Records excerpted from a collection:

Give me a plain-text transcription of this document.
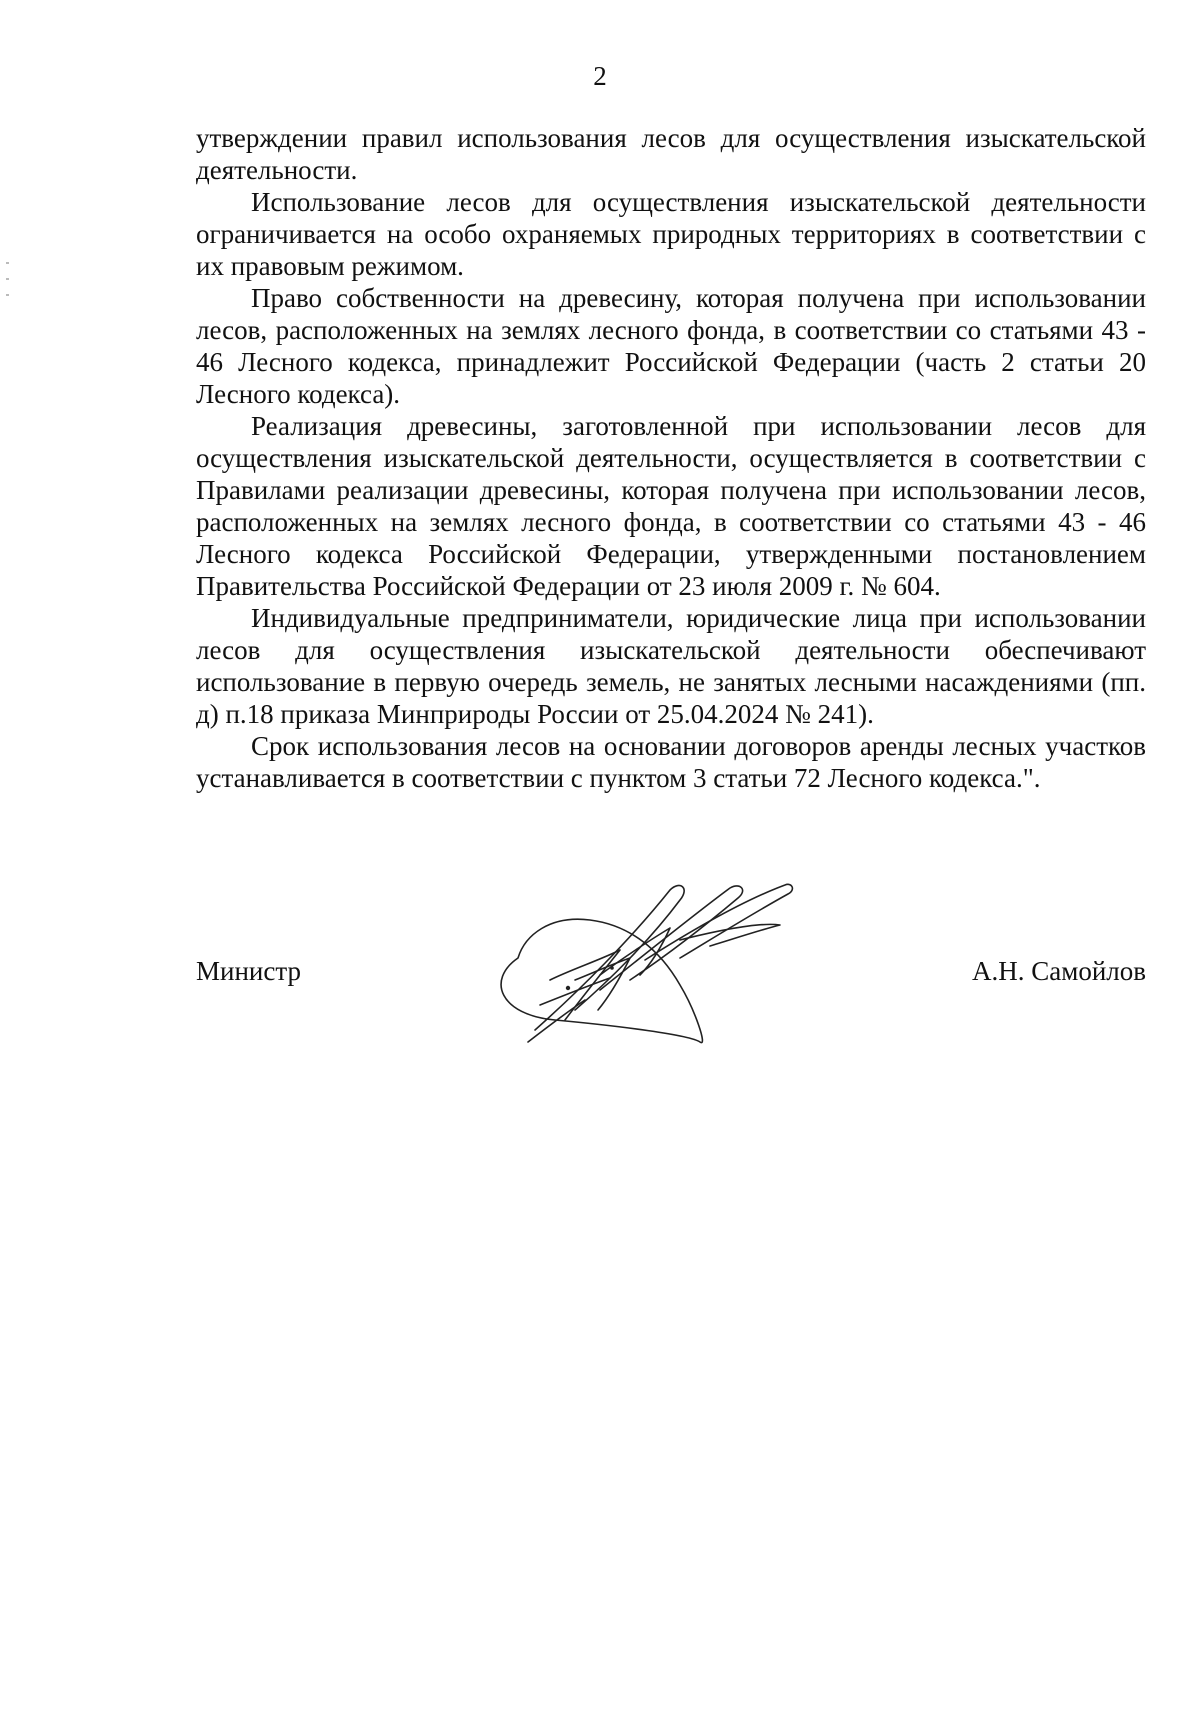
2

утверждении правил использования лесов для осуществления изыскательской деятельности.

Использование лесов для осуществления изыскательской деятельности ограничивается на особо охраняемых природных территориях в соответствии с их правовым режимом.

Право собственности на древесину, которая получена при использовании лесов, расположенных на землях лесного фонда, в соответствии со статьями 43 - 46 Лесного кодекса, принадлежит Российской Федерации (часть 2 статьи 20 Лесного кодекса).

Реализация древесины, заготовленной при использовании лесов для осуществления изыскательской деятельности, осуществляется в соответствии с Правилами реализации древесины, которая получена при использовании лесов, расположенных на землях лесного фонда, в соответствии со статьями 43 - 46 Лесного кодекса Российской Федерации, утвержденными постановлением Правительства Российской Федерации от 23 июля 2009 г. № 604.

Индивидуальные предприниматели, юридические лица при использовании лесов для осуществления изыскательской деятельности обеспечивают использование в первую очередь земель, не занятых лесными насаждениями (пп. д) п.18 приказа Минприроды России от 25.04.2024 № 241).

Срок использования лесов на основании договоров аренды лесных участков устанавливается в соответствии с пунктом 3 статьи 72 Лесного кодекса.".

Министр	А.Н. Самойлов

• What is asked
From start to finish, output the listing exactly, but omit its pictures.

• The solution
Give me a plain-text transcription of this document.
2

утверждении правил использования лесов для осуществления изыскательской деятельности.

Использование лесов для осуществления изыскательской деятельности ограничивается на особо охраняемых природных территориях в соответствии с их правовым режимом.

Право собственности на древесину, которая получена при использовании лесов, расположенных на землях лесного фонда, в соответствии со статьями 43 - 46 Лесного кодекса, принадлежит Российской Федерации (часть 2 статьи 20 Лесного кодекса).

Реализация древесины, заготовленной при использовании лесов для осуществления изыскательской деятельности, осуществляется в соответствии с Правилами реализации древесины, которая получена при использовании лесов, расположенных на землях лесного фонда, в соответствии со статьями 43 - 46 Лесного кодекса Российской Федерации, утвержденными постановлением Правительства Российской Федерации от 23 июля 2009 г. № 604.

Индивидуальные предприниматели, юридические лица при использовании лесов для осуществления изыскательской деятельности обеспечивают использование в первую очередь земель, не занятых лесными насаждениями (пп. д) п.18 приказа Минприроды России от 25.04.2024 № 241).

Срок использования лесов на основании договоров аренды лесных участков устанавливается в соответствии с пунктом 3 статьи 72 Лесного кодекса.".

Министр	А.Н. Самойлов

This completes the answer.